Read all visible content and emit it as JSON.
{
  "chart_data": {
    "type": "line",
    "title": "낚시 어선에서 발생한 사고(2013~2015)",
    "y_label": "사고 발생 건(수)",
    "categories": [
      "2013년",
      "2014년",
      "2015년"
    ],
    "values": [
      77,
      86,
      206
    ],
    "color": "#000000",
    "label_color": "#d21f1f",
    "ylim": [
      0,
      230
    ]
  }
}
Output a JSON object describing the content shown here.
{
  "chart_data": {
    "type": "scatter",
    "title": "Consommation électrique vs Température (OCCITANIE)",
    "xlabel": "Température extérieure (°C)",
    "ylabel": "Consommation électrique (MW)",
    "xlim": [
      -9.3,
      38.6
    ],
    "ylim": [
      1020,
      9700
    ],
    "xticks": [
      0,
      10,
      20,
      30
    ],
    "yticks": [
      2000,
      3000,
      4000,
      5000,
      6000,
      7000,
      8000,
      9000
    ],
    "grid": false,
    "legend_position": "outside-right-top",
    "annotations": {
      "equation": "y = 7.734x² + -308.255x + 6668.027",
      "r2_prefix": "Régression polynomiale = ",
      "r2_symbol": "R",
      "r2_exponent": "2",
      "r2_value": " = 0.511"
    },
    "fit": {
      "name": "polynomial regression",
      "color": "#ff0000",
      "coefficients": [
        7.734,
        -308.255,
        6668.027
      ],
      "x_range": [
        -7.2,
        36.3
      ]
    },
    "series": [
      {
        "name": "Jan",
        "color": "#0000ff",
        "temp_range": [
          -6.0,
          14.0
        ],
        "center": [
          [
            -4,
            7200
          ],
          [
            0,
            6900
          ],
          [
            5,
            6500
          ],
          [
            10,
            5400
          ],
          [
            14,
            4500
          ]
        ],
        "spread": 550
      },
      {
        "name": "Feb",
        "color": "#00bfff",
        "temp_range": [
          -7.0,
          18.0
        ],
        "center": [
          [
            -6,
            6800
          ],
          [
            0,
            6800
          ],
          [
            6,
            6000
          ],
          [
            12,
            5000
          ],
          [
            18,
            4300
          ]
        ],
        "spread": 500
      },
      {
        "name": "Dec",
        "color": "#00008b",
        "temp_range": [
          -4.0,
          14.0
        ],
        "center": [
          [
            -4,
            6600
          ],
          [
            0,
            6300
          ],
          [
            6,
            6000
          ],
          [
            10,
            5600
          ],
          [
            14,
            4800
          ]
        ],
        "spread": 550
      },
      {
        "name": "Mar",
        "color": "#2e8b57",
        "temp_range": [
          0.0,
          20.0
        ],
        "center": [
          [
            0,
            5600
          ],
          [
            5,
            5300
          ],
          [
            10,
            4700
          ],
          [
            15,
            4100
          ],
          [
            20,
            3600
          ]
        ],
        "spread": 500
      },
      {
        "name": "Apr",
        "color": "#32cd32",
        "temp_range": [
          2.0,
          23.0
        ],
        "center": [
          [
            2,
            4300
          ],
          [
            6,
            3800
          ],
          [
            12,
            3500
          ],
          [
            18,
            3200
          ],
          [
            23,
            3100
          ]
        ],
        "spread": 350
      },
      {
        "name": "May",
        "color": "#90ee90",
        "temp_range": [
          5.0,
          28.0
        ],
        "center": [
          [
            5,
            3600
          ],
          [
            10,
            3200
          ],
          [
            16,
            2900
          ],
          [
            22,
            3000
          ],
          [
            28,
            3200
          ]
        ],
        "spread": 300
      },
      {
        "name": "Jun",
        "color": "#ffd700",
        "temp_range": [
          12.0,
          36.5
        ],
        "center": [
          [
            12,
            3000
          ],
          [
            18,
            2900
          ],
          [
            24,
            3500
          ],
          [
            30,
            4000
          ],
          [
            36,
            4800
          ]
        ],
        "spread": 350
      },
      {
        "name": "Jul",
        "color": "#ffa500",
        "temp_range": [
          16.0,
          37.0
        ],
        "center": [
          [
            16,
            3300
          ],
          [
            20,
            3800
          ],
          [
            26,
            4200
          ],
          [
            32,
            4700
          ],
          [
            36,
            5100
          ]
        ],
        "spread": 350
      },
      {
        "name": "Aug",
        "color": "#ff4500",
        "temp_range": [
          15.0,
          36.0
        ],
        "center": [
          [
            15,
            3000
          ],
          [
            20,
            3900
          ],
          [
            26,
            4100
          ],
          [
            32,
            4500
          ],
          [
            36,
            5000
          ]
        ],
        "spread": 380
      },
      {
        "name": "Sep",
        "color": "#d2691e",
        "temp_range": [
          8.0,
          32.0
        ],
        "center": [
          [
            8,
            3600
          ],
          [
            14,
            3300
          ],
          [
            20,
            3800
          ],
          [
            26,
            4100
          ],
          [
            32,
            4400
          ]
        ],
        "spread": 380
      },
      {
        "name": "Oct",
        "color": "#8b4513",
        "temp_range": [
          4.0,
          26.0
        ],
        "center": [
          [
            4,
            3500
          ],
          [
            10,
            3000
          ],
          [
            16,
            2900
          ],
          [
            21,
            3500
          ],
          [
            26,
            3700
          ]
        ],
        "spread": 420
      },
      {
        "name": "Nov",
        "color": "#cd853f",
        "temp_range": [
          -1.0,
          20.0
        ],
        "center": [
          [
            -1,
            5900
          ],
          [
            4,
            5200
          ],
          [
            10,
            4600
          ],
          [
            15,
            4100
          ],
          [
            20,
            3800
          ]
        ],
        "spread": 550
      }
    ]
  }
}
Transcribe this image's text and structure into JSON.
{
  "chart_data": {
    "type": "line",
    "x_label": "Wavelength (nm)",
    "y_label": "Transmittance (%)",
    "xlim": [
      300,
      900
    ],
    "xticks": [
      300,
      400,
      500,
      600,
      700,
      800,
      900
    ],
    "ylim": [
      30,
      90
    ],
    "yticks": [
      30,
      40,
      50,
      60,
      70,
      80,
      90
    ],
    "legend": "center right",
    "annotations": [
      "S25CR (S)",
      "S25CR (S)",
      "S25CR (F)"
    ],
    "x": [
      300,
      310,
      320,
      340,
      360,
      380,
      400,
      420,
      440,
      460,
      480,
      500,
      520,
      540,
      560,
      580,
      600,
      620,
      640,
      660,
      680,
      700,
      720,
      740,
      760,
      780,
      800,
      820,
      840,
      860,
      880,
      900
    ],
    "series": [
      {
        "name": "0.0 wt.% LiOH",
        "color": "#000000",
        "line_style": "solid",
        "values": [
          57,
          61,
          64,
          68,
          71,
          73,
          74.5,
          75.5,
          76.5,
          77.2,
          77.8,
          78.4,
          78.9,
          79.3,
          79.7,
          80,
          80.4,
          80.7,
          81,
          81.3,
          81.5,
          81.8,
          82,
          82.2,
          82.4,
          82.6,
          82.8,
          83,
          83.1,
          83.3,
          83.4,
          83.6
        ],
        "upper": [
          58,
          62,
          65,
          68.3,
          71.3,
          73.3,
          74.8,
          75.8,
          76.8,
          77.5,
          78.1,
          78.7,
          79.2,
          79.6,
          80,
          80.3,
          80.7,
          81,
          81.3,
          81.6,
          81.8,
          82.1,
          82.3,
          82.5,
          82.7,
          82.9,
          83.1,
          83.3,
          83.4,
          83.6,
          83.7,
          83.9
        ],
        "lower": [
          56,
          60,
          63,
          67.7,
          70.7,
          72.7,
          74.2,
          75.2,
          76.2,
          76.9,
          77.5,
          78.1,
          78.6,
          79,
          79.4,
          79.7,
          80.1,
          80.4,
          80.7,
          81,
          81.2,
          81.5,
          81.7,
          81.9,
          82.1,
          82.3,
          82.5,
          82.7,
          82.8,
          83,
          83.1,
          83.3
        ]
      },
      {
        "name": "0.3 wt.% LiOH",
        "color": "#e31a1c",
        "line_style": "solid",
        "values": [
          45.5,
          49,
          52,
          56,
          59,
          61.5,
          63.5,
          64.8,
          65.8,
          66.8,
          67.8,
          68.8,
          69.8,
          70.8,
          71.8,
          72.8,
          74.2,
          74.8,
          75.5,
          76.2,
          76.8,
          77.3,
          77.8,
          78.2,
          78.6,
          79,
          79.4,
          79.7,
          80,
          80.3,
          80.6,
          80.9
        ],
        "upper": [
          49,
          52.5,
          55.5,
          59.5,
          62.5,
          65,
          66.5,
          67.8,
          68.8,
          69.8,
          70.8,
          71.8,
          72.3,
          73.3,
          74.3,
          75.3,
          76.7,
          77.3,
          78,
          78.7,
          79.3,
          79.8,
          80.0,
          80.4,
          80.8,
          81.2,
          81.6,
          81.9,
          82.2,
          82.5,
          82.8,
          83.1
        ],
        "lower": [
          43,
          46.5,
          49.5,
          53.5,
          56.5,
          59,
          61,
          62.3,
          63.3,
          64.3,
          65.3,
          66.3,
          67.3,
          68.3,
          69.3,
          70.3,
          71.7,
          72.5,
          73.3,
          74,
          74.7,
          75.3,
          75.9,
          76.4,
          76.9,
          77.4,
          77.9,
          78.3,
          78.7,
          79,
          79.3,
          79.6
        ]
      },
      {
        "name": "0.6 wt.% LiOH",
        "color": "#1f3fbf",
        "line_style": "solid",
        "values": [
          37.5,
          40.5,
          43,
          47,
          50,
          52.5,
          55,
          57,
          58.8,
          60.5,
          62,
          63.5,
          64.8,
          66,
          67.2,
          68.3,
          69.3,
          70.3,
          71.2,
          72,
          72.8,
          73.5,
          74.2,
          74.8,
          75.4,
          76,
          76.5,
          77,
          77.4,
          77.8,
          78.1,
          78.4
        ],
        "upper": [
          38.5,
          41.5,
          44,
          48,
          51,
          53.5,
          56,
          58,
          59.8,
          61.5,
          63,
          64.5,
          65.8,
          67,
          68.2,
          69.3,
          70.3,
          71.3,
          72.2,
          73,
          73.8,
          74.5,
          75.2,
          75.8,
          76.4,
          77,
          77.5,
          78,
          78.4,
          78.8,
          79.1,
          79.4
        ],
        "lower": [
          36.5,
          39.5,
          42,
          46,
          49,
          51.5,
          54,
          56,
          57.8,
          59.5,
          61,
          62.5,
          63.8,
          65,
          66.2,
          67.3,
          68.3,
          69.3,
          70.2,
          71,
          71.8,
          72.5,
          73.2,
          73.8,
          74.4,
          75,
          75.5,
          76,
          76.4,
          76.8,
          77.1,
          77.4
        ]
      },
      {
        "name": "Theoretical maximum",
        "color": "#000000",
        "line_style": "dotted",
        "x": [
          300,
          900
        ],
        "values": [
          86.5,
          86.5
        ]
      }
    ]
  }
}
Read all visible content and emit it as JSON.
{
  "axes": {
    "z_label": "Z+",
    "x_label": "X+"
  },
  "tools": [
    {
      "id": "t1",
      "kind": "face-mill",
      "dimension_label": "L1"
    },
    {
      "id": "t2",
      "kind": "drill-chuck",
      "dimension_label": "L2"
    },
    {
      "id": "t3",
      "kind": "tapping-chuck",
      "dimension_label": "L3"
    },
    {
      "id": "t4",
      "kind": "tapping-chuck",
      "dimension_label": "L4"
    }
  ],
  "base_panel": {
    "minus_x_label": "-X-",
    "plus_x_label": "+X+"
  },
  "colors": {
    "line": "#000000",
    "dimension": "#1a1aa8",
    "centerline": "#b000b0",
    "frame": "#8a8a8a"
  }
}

### REQUIRED WORK
Which lines contain the word "JSON"? Return each of them.

### TASK SOLUTION
Read all visible content and emit it as JSON.
Output a JSON object describing the content shown here.
Transcribe this image's text and structure into JSON.
Read all visible content and emit it as JSON.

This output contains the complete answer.